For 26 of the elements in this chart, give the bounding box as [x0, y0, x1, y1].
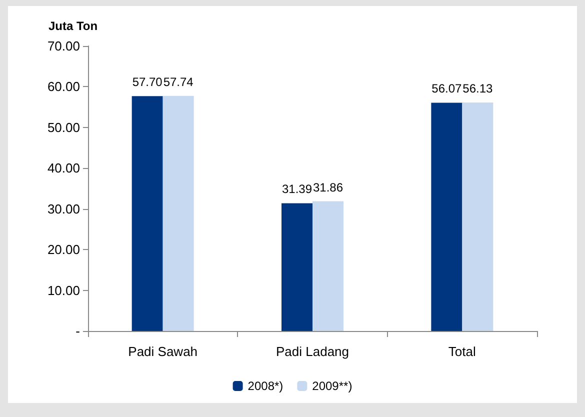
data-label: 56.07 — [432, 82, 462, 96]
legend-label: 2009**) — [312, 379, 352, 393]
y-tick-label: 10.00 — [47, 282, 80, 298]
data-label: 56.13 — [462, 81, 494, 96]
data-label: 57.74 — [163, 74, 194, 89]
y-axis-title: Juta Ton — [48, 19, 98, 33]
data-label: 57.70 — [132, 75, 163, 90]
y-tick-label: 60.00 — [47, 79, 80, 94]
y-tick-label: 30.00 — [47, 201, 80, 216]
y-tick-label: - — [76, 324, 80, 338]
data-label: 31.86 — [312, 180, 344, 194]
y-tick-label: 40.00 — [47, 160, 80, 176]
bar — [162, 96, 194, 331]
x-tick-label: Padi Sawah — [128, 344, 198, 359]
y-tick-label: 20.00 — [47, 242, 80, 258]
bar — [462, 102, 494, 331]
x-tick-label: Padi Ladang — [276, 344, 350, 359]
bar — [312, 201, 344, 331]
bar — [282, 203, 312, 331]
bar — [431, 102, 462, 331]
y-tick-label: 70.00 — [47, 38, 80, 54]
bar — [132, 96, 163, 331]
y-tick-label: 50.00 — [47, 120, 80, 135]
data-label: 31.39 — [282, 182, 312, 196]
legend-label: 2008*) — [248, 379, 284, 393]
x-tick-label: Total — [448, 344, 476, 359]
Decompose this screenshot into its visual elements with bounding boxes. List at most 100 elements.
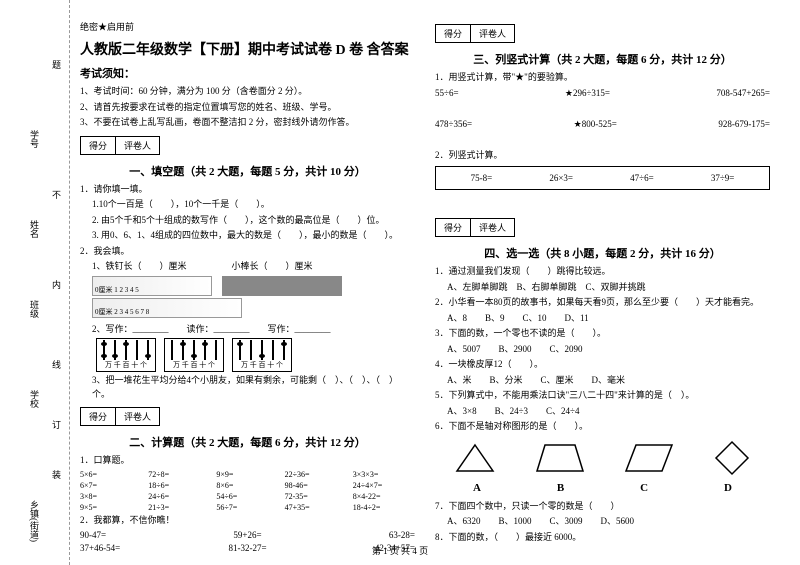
+++
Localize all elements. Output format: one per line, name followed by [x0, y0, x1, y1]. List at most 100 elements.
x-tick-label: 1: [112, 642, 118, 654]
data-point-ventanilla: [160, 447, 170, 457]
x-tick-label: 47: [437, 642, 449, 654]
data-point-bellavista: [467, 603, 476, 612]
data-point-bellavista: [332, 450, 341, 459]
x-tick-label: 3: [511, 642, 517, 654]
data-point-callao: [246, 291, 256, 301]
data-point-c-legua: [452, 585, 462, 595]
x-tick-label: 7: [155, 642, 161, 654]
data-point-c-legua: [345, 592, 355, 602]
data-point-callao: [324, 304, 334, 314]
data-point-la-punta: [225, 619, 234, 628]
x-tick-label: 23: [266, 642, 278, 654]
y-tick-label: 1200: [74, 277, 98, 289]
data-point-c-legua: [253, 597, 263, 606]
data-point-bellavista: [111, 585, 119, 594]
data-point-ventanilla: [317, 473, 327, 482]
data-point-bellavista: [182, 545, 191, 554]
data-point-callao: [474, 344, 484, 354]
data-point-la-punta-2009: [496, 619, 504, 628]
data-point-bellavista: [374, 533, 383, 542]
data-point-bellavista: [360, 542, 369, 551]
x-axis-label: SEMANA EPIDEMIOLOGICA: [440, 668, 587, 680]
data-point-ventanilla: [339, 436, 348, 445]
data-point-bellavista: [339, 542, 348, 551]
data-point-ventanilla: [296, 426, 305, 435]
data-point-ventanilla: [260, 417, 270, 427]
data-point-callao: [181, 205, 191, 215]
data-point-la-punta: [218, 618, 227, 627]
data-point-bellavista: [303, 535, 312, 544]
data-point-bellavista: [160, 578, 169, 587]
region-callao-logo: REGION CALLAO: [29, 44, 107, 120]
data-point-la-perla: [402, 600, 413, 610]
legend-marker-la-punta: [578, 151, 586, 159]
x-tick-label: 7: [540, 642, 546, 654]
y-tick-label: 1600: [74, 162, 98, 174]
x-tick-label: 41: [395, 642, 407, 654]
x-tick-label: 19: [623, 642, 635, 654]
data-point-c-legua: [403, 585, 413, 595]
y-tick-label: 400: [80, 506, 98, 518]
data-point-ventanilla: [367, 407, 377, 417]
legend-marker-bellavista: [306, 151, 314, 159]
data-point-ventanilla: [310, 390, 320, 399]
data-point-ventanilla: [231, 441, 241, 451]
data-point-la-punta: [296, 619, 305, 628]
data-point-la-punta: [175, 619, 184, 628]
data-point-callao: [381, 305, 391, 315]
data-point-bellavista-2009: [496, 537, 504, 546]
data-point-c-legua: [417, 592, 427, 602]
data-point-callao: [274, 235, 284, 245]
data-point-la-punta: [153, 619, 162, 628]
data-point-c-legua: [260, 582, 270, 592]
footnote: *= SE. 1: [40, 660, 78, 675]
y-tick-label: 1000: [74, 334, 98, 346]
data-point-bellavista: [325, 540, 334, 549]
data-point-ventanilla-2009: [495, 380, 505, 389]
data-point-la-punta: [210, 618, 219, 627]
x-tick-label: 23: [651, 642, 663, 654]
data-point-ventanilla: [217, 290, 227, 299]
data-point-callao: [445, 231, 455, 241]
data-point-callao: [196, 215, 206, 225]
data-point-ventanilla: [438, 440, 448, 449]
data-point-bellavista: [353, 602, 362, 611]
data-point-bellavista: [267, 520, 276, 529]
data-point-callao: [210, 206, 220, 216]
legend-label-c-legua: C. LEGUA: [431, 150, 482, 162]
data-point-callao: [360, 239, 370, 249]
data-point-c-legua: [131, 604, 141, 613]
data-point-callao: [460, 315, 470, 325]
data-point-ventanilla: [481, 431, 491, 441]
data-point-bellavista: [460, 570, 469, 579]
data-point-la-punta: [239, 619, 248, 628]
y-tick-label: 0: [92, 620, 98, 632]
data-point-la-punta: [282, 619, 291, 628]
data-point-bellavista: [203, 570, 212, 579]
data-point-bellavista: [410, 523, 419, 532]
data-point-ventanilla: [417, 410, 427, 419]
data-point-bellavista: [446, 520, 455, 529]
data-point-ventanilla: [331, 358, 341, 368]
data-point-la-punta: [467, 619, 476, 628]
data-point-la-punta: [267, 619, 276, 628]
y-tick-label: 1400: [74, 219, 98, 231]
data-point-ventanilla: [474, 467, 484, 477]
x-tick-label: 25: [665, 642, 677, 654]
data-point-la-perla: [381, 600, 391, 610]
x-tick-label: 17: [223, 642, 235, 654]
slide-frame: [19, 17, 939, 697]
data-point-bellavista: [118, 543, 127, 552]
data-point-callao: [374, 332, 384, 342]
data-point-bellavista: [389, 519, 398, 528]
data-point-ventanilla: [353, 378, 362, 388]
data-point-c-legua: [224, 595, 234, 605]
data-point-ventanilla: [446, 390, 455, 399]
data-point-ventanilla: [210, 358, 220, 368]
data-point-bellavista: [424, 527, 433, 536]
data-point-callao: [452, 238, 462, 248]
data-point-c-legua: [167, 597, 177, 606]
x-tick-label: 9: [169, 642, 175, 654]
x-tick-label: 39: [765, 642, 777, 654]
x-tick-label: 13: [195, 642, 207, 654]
+++
Reproduce the items verbatim from the line containing "For 26 of the" through the line containing "Decompose this screenshot", both ends included, leaving the pictures out of your answer.

For 26 of the elements in this chart, give the bounding box as [x0, y0, x1, y1].
data-label: 56.07 — [432, 82, 462, 96]
legend-label: 2009**) — [312, 379, 352, 393]
y-tick-label: 10.00 — [47, 282, 80, 298]
data-label: 56.13 — [462, 81, 494, 96]
data-label: 57.74 — [163, 74, 194, 89]
y-axis-title: Juta Ton — [48, 19, 98, 33]
data-label: 57.70 — [132, 75, 163, 90]
y-tick-label: 60.00 — [47, 79, 80, 94]
y-tick-label: 30.00 — [47, 201, 80, 216]
y-tick-label: - — [76, 324, 80, 338]
data-label: 31.86 — [312, 180, 344, 194]
y-tick-label: 40.00 — [47, 160, 80, 176]
bar — [162, 96, 194, 331]
x-tick-label: Padi Sawah — [128, 344, 198, 359]
y-tick-label: 20.00 — [47, 242, 80, 258]
bar — [462, 102, 494, 331]
x-tick-label: Padi Ladang — [276, 344, 350, 359]
bar — [312, 201, 344, 331]
bar — [282, 203, 312, 331]
bar — [431, 102, 462, 331]
y-tick-label: 70.00 — [47, 38, 80, 54]
bar — [132, 96, 163, 331]
y-tick-label: 50.00 — [47, 120, 80, 135]
data-label: 31.39 — [282, 182, 312, 196]
legend-label: 2008*) — [248, 379, 284, 393]
x-tick-label: Total — [448, 344, 476, 359]
Decompose this screenshot into its visual elements with bounding boxes. List at most 100 elements.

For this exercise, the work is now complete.